EXERCISE DETAILS
Every entry must be echoed exactly.

[Records from a collection of figures]
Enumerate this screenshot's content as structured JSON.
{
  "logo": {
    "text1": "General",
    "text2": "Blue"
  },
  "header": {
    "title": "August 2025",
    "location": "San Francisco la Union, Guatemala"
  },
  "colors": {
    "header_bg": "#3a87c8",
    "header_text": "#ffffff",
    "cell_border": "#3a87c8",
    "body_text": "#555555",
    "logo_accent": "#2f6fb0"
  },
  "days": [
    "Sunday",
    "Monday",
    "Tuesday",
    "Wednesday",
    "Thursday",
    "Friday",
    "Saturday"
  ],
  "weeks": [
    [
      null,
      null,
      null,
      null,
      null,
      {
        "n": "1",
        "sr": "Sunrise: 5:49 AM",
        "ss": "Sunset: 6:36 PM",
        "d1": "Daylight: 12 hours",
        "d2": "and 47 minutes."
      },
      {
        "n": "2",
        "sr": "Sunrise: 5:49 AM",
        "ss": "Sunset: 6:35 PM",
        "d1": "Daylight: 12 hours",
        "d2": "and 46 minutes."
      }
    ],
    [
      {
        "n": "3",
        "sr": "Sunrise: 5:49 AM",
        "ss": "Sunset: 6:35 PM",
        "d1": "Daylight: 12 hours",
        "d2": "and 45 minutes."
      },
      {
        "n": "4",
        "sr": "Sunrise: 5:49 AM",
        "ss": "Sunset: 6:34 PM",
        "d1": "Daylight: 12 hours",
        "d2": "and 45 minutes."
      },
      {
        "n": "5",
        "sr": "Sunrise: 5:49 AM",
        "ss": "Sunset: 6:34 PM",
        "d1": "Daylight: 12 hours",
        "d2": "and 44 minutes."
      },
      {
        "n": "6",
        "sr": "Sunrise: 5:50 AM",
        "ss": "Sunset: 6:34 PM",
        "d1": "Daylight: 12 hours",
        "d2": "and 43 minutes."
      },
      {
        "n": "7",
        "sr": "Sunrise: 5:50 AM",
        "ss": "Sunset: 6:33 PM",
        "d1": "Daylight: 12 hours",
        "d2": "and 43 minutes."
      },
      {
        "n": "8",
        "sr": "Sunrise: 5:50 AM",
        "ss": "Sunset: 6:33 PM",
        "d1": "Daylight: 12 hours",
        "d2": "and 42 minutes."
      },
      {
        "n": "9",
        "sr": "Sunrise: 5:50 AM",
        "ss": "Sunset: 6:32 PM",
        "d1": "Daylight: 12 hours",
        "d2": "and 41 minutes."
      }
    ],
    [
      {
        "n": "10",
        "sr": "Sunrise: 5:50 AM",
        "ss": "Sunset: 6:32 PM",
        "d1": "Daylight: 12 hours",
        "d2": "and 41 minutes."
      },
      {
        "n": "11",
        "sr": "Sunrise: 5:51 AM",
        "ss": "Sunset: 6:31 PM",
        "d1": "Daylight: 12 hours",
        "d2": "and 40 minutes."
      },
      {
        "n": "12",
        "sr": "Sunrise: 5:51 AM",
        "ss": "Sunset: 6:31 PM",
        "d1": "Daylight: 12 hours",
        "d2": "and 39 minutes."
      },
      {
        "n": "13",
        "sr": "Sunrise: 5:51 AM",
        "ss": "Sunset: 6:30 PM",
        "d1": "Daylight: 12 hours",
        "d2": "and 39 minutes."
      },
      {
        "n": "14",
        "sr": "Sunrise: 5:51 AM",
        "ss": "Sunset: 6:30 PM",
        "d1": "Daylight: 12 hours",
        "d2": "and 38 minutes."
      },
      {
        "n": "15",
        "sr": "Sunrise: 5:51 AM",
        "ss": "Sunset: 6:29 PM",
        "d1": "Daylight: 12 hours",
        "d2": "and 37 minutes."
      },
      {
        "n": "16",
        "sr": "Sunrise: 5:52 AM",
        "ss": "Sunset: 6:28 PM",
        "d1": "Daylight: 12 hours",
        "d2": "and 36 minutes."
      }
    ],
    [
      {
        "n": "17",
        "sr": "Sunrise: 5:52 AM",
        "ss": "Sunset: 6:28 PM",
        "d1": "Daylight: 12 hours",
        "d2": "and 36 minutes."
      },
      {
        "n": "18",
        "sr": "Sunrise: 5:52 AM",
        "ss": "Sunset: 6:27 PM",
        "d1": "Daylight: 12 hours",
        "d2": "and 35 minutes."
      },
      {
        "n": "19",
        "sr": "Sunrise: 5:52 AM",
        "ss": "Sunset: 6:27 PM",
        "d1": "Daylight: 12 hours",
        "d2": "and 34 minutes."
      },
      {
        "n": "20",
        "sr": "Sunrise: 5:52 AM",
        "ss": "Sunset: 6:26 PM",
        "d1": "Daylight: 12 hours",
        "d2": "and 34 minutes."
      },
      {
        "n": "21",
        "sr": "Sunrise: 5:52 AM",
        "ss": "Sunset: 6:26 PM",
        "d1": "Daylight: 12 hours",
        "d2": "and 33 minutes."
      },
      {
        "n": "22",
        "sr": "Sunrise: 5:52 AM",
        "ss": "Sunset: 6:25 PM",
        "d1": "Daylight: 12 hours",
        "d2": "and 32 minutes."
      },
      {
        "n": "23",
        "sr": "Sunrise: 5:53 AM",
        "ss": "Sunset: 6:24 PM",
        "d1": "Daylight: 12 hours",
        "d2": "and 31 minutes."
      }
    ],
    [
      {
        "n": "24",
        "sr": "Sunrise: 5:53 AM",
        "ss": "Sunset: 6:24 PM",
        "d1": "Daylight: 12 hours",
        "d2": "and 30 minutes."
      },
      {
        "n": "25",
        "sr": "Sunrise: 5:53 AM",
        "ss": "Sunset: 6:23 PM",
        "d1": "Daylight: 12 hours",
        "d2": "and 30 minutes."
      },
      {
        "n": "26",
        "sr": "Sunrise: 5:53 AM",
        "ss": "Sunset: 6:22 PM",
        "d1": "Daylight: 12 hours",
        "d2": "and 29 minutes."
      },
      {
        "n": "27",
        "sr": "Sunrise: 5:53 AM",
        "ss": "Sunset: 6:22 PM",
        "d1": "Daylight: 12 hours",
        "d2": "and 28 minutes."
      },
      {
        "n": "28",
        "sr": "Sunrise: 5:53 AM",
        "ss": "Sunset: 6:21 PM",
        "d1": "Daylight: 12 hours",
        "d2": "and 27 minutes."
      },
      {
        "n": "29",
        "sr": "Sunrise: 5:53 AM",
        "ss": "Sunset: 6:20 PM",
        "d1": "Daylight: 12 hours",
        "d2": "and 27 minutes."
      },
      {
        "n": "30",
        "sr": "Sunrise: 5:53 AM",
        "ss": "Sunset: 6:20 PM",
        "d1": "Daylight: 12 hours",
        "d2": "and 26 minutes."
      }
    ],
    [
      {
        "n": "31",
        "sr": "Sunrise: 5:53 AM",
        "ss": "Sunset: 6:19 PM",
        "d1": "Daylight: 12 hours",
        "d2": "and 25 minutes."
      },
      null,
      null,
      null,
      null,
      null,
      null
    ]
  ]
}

FINAL RESULT
Enumerate this screenshot's content as structured JSON.
{
  "logo": {
    "text1": "General",
    "text2": "Blue"
  },
  "header": {
    "title": "August 2025",
    "location": "San Francisco la Union, Guatemala"
  },
  "colors": {
    "header_bg": "#3a87c8",
    "header_text": "#ffffff",
    "cell_border": "#3a87c8",
    "body_text": "#555555",
    "logo_accent": "#2f6fb0"
  },
  "days": [
    "Sunday",
    "Monday",
    "Tuesday",
    "Wednesday",
    "Thursday",
    "Friday",
    "Saturday"
  ],
  "weeks": [
    [
      null,
      null,
      null,
      null,
      null,
      {
        "n": "1",
        "sr": "Sunrise: 5:49 AM",
        "ss": "Sunset: 6:36 PM",
        "d1": "Daylight: 12 hours",
        "d2": "and 47 minutes."
      },
      {
        "n": "2",
        "sr": "Sunrise: 5:49 AM",
        "ss": "Sunset: 6:35 PM",
        "d1": "Daylight: 12 hours",
        "d2": "and 46 minutes."
      }
    ],
    [
      {
        "n": "3",
        "sr": "Sunrise: 5:49 AM",
        "ss": "Sunset: 6:35 PM",
        "d1": "Daylight: 12 hours",
        "d2": "and 45 minutes."
      },
      {
        "n": "4",
        "sr": "Sunrise: 5:49 AM",
        "ss": "Sunset: 6:34 PM",
        "d1": "Daylight: 12 hours",
        "d2": "and 45 minutes."
      },
      {
        "n": "5",
        "sr": "Sunrise: 5:49 AM",
        "ss": "Sunset: 6:34 PM",
        "d1": "Daylight: 12 hours",
        "d2": "and 44 minutes."
      },
      {
        "n": "6",
        "sr": "Sunrise: 5:50 AM",
        "ss": "Sunset: 6:34 PM",
        "d1": "Daylight: 12 hours",
        "d2": "and 43 minutes."
      },
      {
        "n": "7",
        "sr": "Sunrise: 5:50 AM",
        "ss": "Sunset: 6:33 PM",
        "d1": "Daylight: 12 hours",
        "d2": "and 43 minutes."
      },
      {
        "n": "8",
        "sr": "Sunrise: 5:50 AM",
        "ss": "Sunset: 6:33 PM",
        "d1": "Daylight: 12 hours",
        "d2": "and 42 minutes."
      },
      {
        "n": "9",
        "sr": "Sunrise: 5:50 AM",
        "ss": "Sunset: 6:32 PM",
        "d1": "Daylight: 12 hours",
        "d2": "and 41 minutes."
      }
    ],
    [
      {
        "n": "10",
        "sr": "Sunrise: 5:50 AM",
        "ss": "Sunset: 6:32 PM",
        "d1": "Daylight: 12 hours",
        "d2": "and 41 minutes."
      },
      {
        "n": "11",
        "sr": "Sunrise: 5:51 AM",
        "ss": "Sunset: 6:31 PM",
        "d1": "Daylight: 12 hours",
        "d2": "and 40 minutes."
      },
      {
        "n": "12",
        "sr": "Sunrise: 5:51 AM",
        "ss": "Sunset: 6:31 PM",
        "d1": "Daylight: 12 hours",
        "d2": "and 39 minutes."
      },
      {
        "n": "13",
        "sr": "Sunrise: 5:51 AM",
        "ss": "Sunset: 6:30 PM",
        "d1": "Daylight: 12 hours",
        "d2": "and 39 minutes."
      },
      {
        "n": "14",
        "sr": "Sunrise: 5:51 AM",
        "ss": "Sunset: 6:30 PM",
        "d1": "Daylight: 12 hours",
        "d2": "and 38 minutes."
      },
      {
        "n": "15",
        "sr": "Sunrise: 5:51 AM",
        "ss": "Sunset: 6:29 PM",
        "d1": "Daylight: 12 hours",
        "d2": "and 37 minutes."
      },
      {
        "n": "16",
        "sr": "Sunrise: 5:52 AM",
        "ss": "Sunset: 6:28 PM",
        "d1": "Daylight: 12 hours",
        "d2": "and 36 minutes."
      }
    ],
    [
      {
        "n": "17",
        "sr": "Sunrise: 5:52 AM",
        "ss": "Sunset: 6:28 PM",
        "d1": "Daylight: 12 hours",
        "d2": "and 36 minutes."
      },
      {
        "n": "18",
        "sr": "Sunrise: 5:52 AM",
        "ss": "Sunset: 6:27 PM",
        "d1": "Daylight: 12 hours",
        "d2": "and 35 minutes."
      },
      {
        "n": "19",
        "sr": "Sunrise: 5:52 AM",
        "ss": "Sunset: 6:27 PM",
        "d1": "Daylight: 12 hours",
        "d2": "and 34 minutes."
      },
      {
        "n": "20",
        "sr": "Sunrise: 5:52 AM",
        "ss": "Sunset: 6:26 PM",
        "d1": "Daylight: 12 hours",
        "d2": "and 34 minutes."
      },
      {
        "n": "21",
        "sr": "Sunrise: 5:52 AM",
        "ss": "Sunset: 6:26 PM",
        "d1": "Daylight: 12 hours",
        "d2": "and 33 minutes."
      },
      {
        "n": "22",
        "sr": "Sunrise: 5:52 AM",
        "ss": "Sunset: 6:25 PM",
        "d1": "Daylight: 12 hours",
        "d2": "and 32 minutes."
      },
      {
        "n": "23",
        "sr": "Sunrise: 5:53 AM",
        "ss": "Sunset: 6:24 PM",
        "d1": "Daylight: 12 hours",
        "d2": "and 31 minutes."
      }
    ],
    [
      {
        "n": "24",
        "sr": "Sunrise: 5:53 AM",
        "ss": "Sunset: 6:24 PM",
        "d1": "Daylight: 12 hours",
        "d2": "and 30 minutes."
      },
      {
        "n": "25",
        "sr": "Sunrise: 5:53 AM",
        "ss": "Sunset: 6:23 PM",
        "d1": "Daylight: 12 hours",
        "d2": "and 30 minutes."
      },
      {
        "n": "26",
        "sr": "Sunrise: 5:53 AM",
        "ss": "Sunset: 6:22 PM",
        "d1": "Daylight: 12 hours",
        "d2": "and 29 minutes."
      },
      {
        "n": "27",
        "sr": "Sunrise: 5:53 AM",
        "ss": "Sunset: 6:22 PM",
        "d1": "Daylight: 12 hours",
        "d2": "and 28 minutes."
      },
      {
        "n": "28",
        "sr": "Sunrise: 5:53 AM",
        "ss": "Sunset: 6:21 PM",
        "d1": "Daylight: 12 hours",
        "d2": "and 27 minutes."
      },
      {
        "n": "29",
        "sr": "Sunrise: 5:53 AM",
        "ss": "Sunset: 6:20 PM",
        "d1": "Daylight: 12 hours",
        "d2": "and 27 minutes."
      },
      {
        "n": "30",
        "sr": "Sunrise: 5:53 AM",
        "ss": "Sunset: 6:20 PM",
        "d1": "Daylight: 12 hours",
        "d2": "and 26 minutes."
      }
    ],
    [
      {
        "n": "31",
        "sr": "Sunrise: 5:53 AM",
        "ss": "Sunset: 6:19 PM",
        "d1": "Daylight: 12 hours",
        "d2": "and 25 minutes."
      },
      null,
      null,
      null,
      null,
      null,
      null
    ]
  ]
}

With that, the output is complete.